#### [Task prompt]
Give the entries back exactly, dropping each image.

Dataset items
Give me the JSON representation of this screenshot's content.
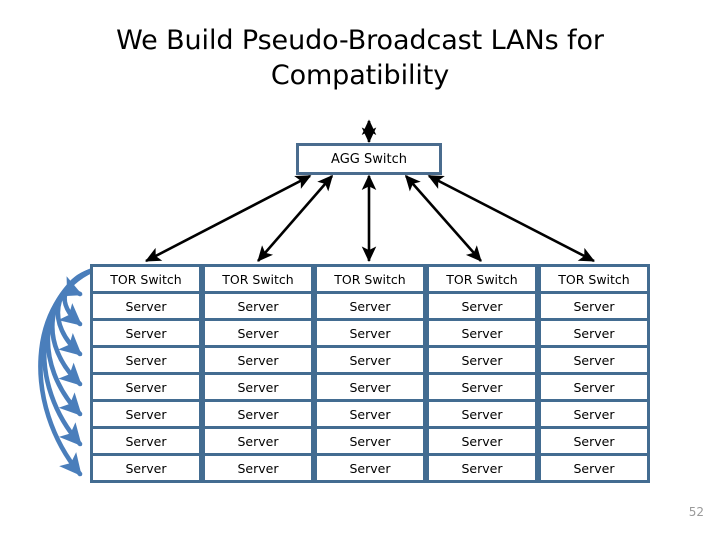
{
  "slide": {
    "title": "We Build Pseudo-Broadcast LANs for Compatibility",
    "number": "52",
    "background_color": "#ffffff",
    "title_color": "#000000",
    "slide_number_color": "#9a9a9a"
  },
  "colors": {
    "box_border": "#436C91",
    "agg_box_border": "#4A6C8E",
    "black_arrow": "#000000",
    "blue_arrow": "#4A7EBB"
  },
  "diagram": {
    "agg_switch": {
      "label": "AGG Switch"
    },
    "uplink_arrow": {
      "name": "agg-uplink-double-arrow",
      "direction": "bidirectional"
    },
    "agg_to_tor_links": [
      {
        "direction": "bidirectional",
        "target_column": 1
      },
      {
        "direction": "bidirectional",
        "target_column": 2
      },
      {
        "direction": "bidirectional",
        "target_column": 3
      },
      {
        "direction": "bidirectional",
        "target_column": 4
      },
      {
        "direction": "bidirectional",
        "target_column": 5
      }
    ],
    "columns": [
      {
        "tor_label": "TOR Switch",
        "servers": [
          "Server",
          "Server",
          "Server",
          "Server",
          "Server",
          "Server",
          "Server"
        ]
      },
      {
        "tor_label": "TOR Switch",
        "servers": [
          "Server",
          "Server",
          "Server",
          "Server",
          "Server",
          "Server",
          "Server"
        ]
      },
      {
        "tor_label": "TOR Switch",
        "servers": [
          "Server",
          "Server",
          "Server",
          "Server",
          "Server",
          "Server",
          "Server"
        ]
      },
      {
        "tor_label": "TOR Switch",
        "servers": [
          "Server",
          "Server",
          "Server",
          "Server",
          "Server",
          "Server",
          "Server"
        ]
      },
      {
        "tor_label": "TOR Switch",
        "servers": [
          "Server",
          "Server",
          "Server",
          "Server",
          "Server",
          "Server",
          "Server"
        ]
      }
    ],
    "pseudo_broadcast_arcs": {
      "name": "tor-to-server-broadcast-arcs",
      "count": 7,
      "color": "#4A7EBB",
      "origin": "column-1 TOR Switch left edge",
      "targets": "column-1 server rows 1-7 left edge"
    }
  }
}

#### [Task output]
Give me the JSON representation of this screenshot's content.
{
  "slide": {
    "title": "We Build Pseudo-Broadcast LANs for Compatibility",
    "number": "52",
    "background_color": "#ffffff",
    "title_color": "#000000",
    "slide_number_color": "#9a9a9a"
  },
  "colors": {
    "box_border": "#436C91",
    "agg_box_border": "#4A6C8E",
    "black_arrow": "#000000",
    "blue_arrow": "#4A7EBB"
  },
  "diagram": {
    "agg_switch": {
      "label": "AGG Switch"
    },
    "uplink_arrow": {
      "name": "agg-uplink-double-arrow",
      "direction": "bidirectional"
    },
    "agg_to_tor_links": [
      {
        "direction": "bidirectional",
        "target_column": 1
      },
      {
        "direction": "bidirectional",
        "target_column": 2
      },
      {
        "direction": "bidirectional",
        "target_column": 3
      },
      {
        "direction": "bidirectional",
        "target_column": 4
      },
      {
        "direction": "bidirectional",
        "target_column": 5
      }
    ],
    "columns": [
      {
        "tor_label": "TOR Switch",
        "servers": [
          "Server",
          "Server",
          "Server",
          "Server",
          "Server",
          "Server",
          "Server"
        ]
      },
      {
        "tor_label": "TOR Switch",
        "servers": [
          "Server",
          "Server",
          "Server",
          "Server",
          "Server",
          "Server",
          "Server"
        ]
      },
      {
        "tor_label": "TOR Switch",
        "servers": [
          "Server",
          "Server",
          "Server",
          "Server",
          "Server",
          "Server",
          "Server"
        ]
      },
      {
        "tor_label": "TOR Switch",
        "servers": [
          "Server",
          "Server",
          "Server",
          "Server",
          "Server",
          "Server",
          "Server"
        ]
      },
      {
        "tor_label": "TOR Switch",
        "servers": [
          "Server",
          "Server",
          "Server",
          "Server",
          "Server",
          "Server",
          "Server"
        ]
      }
    ],
    "pseudo_broadcast_arcs": {
      "name": "tor-to-server-broadcast-arcs",
      "count": 7,
      "color": "#4A7EBB",
      "origin": "column-1 TOR Switch left edge",
      "targets": "column-1 server rows 1-7 left edge"
    }
  }
}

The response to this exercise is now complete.